▼▼▼

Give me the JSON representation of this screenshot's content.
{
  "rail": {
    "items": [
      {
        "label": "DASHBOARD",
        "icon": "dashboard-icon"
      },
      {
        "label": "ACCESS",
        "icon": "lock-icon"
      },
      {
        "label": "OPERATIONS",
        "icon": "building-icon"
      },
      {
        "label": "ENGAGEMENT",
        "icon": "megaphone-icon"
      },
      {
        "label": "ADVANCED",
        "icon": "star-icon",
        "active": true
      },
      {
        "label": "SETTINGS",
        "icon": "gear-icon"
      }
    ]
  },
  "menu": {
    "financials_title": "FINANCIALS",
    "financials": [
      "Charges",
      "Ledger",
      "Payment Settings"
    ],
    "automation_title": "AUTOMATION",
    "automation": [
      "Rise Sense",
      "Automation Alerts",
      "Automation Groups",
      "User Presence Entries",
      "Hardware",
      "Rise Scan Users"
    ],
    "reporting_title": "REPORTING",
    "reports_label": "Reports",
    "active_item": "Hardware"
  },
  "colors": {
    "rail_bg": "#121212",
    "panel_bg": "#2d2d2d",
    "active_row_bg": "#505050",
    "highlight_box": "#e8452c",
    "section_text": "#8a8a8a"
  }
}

▲▲▲

▶ _Prompt_:
The records above must be repeated exactly, every one of them.

▶ _Response for this exercise_:
Give me the JSON representation of this screenshot's content.
{
  "rail": {
    "items": [
      {
        "label": "DASHBOARD",
        "icon": "dashboard-icon"
      },
      {
        "label": "ACCESS",
        "icon": "lock-icon"
      },
      {
        "label": "OPERATIONS",
        "icon": "building-icon"
      },
      {
        "label": "ENGAGEMENT",
        "icon": "megaphone-icon"
      },
      {
        "label": "ADVANCED",
        "icon": "star-icon",
        "active": true
      },
      {
        "label": "SETTINGS",
        "icon": "gear-icon"
      }
    ]
  },
  "menu": {
    "financials_title": "FINANCIALS",
    "financials": [
      "Charges",
      "Ledger",
      "Payment Settings"
    ],
    "automation_title": "AUTOMATION",
    "automation": [
      "Rise Sense",
      "Automation Alerts",
      "Automation Groups",
      "User Presence Entries",
      "Hardware",
      "Rise Scan Users"
    ],
    "reporting_title": "REPORTING",
    "reports_label": "Reports",
    "active_item": "Hardware"
  },
  "colors": {
    "rail_bg": "#121212",
    "panel_bg": "#2d2d2d",
    "active_row_bg": "#505050",
    "highlight_box": "#e8452c",
    "section_text": "#8a8a8a"
  }
}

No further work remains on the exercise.